— Supplied data —
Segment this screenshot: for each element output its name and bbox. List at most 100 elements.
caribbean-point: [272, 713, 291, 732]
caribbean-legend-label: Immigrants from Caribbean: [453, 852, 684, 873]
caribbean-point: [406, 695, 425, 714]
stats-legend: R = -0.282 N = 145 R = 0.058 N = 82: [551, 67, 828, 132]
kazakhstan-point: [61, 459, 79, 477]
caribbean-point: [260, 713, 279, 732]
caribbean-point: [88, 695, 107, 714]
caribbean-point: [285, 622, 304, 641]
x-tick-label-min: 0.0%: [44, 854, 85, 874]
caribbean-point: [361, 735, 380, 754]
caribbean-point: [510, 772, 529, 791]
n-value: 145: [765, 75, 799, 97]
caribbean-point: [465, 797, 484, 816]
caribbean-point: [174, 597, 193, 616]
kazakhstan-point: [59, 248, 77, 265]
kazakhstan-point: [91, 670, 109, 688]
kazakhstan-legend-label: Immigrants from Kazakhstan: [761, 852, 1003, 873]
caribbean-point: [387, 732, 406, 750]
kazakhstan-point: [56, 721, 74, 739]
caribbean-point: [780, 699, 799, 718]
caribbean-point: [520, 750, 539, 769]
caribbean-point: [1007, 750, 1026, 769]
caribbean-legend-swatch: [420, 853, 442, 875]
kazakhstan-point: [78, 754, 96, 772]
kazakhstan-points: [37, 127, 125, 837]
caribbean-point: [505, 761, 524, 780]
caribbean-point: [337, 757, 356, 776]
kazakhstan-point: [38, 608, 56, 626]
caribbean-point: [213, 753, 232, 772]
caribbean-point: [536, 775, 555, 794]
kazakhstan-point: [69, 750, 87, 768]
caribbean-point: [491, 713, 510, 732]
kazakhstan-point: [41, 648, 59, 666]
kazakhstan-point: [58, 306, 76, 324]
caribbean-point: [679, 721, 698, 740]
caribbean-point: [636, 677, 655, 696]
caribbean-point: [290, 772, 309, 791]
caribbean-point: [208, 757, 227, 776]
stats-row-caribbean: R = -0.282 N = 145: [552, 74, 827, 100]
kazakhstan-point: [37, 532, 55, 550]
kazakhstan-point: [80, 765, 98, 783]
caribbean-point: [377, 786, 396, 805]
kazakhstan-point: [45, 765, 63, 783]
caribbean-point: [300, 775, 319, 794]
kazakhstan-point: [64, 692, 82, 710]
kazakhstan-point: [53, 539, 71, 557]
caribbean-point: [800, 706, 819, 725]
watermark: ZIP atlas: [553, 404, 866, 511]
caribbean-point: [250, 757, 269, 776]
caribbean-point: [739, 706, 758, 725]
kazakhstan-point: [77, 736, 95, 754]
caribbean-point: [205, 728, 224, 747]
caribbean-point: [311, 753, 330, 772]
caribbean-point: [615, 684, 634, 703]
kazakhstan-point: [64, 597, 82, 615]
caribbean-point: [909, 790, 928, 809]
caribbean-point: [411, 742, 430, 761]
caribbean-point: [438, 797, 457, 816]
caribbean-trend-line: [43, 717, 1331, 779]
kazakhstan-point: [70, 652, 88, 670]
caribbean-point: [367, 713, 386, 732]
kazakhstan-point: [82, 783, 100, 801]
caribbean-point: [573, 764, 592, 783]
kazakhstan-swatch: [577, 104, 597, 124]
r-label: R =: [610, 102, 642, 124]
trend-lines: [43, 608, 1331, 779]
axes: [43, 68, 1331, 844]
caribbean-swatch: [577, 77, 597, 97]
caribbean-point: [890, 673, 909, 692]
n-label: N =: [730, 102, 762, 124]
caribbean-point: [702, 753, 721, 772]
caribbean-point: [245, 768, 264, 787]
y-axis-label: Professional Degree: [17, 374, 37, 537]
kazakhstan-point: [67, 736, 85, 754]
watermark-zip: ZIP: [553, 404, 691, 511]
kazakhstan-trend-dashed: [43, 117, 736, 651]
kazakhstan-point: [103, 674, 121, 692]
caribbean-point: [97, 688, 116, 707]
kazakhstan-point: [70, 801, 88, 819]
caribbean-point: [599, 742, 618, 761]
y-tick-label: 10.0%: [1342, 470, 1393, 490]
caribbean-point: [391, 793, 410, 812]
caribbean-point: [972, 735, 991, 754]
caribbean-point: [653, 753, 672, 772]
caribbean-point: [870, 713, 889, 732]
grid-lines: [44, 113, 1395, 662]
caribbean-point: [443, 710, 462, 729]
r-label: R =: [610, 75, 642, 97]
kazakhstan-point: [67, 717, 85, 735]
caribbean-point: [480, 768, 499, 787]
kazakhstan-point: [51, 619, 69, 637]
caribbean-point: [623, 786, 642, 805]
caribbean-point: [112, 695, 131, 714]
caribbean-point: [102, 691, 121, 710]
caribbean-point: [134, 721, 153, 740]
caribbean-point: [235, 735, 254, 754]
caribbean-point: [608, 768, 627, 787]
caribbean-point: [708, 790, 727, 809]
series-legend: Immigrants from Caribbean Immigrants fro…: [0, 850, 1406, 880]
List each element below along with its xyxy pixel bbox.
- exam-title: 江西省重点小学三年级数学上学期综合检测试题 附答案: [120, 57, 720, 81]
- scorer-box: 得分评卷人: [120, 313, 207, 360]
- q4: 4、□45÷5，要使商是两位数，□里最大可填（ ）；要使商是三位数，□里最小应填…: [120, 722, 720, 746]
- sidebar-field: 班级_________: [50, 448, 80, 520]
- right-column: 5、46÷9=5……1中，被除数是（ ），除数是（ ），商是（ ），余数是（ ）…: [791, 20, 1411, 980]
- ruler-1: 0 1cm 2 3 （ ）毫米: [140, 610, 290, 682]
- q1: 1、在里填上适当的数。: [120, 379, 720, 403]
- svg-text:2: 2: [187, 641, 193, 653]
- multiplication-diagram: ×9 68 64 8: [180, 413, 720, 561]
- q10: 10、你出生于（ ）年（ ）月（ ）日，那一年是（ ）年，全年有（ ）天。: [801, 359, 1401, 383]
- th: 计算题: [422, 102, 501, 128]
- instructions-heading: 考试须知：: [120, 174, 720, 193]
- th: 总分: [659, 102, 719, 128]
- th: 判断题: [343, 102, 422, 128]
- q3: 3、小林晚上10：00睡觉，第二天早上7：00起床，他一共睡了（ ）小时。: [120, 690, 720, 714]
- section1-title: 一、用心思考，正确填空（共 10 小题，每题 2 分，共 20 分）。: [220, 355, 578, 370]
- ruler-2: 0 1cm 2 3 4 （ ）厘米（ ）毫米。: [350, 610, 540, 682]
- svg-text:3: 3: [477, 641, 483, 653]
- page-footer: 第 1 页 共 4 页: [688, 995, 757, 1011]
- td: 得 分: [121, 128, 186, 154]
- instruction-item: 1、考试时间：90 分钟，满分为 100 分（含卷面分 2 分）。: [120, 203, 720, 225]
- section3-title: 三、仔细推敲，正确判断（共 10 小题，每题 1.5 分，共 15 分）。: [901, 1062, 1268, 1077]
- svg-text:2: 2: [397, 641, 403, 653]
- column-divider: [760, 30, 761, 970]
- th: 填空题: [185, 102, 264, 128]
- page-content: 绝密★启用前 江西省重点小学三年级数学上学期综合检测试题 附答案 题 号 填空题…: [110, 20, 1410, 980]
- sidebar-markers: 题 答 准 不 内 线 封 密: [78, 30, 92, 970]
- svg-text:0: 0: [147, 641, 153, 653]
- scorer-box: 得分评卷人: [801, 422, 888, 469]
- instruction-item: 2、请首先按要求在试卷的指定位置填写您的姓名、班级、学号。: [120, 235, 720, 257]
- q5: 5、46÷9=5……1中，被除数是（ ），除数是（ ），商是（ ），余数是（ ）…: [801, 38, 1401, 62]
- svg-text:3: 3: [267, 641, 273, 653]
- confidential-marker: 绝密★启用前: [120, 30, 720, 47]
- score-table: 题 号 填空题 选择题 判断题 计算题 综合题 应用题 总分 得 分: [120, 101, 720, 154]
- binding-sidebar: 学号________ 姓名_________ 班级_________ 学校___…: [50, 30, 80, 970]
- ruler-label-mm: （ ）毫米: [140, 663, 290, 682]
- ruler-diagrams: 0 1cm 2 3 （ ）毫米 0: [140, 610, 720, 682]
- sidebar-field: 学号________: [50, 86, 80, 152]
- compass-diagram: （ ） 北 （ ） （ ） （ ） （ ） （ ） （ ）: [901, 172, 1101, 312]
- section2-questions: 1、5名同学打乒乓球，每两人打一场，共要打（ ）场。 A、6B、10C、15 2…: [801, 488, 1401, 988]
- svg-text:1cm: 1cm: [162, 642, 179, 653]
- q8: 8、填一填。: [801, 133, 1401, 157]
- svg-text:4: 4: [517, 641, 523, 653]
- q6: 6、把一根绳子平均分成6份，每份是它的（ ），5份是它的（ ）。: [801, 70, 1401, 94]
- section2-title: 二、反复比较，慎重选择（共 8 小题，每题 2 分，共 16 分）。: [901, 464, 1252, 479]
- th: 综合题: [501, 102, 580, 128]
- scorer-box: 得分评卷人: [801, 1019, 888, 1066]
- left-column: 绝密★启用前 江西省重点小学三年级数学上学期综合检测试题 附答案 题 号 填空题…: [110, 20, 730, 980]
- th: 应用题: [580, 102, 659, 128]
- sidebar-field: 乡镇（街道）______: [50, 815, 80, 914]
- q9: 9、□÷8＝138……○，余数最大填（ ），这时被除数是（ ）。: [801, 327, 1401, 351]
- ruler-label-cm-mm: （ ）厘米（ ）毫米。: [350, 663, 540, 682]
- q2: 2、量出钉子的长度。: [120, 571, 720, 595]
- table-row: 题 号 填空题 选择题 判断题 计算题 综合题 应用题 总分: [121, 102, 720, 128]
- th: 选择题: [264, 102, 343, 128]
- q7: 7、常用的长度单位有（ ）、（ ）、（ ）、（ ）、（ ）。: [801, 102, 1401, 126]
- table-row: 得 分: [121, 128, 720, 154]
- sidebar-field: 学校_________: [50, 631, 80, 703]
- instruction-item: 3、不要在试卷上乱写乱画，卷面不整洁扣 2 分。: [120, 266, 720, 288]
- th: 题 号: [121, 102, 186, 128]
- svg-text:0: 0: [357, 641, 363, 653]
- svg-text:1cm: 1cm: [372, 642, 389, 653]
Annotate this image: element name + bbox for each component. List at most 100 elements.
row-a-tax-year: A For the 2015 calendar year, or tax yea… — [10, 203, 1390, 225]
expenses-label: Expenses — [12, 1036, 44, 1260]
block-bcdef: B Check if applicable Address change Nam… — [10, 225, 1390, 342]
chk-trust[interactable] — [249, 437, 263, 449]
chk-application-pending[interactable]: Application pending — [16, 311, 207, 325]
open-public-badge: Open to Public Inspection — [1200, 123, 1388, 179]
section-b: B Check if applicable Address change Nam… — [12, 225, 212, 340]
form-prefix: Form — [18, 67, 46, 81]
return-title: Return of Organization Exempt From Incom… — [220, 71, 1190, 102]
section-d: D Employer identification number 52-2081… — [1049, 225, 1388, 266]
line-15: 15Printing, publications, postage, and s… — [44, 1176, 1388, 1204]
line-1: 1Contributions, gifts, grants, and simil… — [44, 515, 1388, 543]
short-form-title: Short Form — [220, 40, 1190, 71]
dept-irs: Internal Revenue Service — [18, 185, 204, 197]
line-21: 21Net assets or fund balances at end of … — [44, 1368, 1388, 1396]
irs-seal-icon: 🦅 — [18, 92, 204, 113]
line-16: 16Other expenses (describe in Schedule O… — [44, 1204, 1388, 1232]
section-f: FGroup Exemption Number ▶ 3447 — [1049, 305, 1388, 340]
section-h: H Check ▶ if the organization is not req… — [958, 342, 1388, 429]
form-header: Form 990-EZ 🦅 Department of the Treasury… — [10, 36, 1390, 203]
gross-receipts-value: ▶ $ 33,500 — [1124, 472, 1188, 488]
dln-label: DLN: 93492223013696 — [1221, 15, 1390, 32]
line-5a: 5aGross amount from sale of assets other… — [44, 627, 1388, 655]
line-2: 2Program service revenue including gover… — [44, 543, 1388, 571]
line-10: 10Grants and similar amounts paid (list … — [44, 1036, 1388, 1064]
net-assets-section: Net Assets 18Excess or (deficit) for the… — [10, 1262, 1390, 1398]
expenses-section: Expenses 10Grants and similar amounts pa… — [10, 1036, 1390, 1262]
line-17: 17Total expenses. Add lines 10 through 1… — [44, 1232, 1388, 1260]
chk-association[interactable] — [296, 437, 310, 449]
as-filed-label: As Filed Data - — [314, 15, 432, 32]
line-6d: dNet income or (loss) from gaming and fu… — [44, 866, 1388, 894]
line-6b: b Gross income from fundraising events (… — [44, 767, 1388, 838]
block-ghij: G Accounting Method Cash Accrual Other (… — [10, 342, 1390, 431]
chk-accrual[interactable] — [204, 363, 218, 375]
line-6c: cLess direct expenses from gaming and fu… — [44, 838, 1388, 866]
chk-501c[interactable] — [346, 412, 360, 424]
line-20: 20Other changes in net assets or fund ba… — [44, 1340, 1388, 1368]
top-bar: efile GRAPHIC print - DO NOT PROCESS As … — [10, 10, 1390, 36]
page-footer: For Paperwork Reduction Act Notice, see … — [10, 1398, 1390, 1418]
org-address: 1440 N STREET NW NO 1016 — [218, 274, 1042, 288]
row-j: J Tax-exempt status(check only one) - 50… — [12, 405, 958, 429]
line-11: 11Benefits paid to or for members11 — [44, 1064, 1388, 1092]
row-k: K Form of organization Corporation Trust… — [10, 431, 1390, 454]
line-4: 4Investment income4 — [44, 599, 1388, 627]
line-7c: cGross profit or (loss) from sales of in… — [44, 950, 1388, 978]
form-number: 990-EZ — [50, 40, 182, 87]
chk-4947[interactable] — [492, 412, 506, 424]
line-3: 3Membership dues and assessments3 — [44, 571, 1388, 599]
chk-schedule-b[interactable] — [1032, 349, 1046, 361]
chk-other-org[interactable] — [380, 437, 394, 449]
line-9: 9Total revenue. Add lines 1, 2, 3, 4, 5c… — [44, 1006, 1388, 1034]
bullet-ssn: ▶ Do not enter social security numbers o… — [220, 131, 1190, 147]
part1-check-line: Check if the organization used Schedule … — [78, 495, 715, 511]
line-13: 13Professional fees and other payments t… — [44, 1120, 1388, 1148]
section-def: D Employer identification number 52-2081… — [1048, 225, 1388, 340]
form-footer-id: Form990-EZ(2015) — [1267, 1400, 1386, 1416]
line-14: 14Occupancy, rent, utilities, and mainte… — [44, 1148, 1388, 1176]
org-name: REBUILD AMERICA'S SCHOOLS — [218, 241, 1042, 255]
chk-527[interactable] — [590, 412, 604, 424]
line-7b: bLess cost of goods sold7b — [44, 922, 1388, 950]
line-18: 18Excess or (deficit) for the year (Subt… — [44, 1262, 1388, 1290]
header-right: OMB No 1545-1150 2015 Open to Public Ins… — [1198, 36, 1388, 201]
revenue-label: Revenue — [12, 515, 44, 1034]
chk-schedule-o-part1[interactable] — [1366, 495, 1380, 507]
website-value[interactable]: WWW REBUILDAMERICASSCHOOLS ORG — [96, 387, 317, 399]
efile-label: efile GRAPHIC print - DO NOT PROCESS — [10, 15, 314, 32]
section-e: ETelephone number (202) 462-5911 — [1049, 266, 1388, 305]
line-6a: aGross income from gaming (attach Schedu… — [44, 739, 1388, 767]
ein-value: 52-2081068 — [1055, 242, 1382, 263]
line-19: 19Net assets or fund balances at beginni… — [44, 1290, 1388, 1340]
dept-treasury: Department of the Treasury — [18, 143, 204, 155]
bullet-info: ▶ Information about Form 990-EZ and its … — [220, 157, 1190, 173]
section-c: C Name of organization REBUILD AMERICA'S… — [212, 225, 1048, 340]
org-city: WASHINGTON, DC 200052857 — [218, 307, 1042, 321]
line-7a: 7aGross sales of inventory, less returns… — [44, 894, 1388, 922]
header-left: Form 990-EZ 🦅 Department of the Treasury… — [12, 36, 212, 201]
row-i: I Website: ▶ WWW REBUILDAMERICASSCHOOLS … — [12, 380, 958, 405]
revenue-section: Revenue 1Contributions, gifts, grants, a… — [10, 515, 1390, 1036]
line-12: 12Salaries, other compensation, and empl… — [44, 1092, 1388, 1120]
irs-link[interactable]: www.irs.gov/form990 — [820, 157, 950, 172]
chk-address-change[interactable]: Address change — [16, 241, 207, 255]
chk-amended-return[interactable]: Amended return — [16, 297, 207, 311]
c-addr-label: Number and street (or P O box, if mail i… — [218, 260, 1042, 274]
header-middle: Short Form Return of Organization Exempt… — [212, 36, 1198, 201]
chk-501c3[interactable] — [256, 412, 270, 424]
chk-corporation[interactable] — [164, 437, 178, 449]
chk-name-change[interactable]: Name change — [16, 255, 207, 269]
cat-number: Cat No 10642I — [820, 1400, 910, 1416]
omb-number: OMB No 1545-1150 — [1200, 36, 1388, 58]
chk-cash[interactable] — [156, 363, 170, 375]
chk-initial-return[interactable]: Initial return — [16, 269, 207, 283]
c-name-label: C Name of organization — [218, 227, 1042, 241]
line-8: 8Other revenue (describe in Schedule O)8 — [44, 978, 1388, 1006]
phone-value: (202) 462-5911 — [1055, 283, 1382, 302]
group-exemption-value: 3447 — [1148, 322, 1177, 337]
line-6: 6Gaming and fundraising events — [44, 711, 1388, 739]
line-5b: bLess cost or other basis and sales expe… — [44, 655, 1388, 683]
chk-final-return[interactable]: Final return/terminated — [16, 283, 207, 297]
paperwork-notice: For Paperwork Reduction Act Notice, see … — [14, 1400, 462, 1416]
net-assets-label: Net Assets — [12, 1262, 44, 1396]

— What is asked —
Which lines in the records above contain the string "field"? Copy each one, treating uppercase and lowercase as different.

— Full response —
- sidebar-field: 班级_________: [50, 448, 80, 520]
- sidebar-field: 学号________: [50, 86, 80, 152]
- sidebar-field: 乡镇（街道）______: [50, 815, 80, 914]
- sidebar-field: 学校_________: [50, 631, 80, 703]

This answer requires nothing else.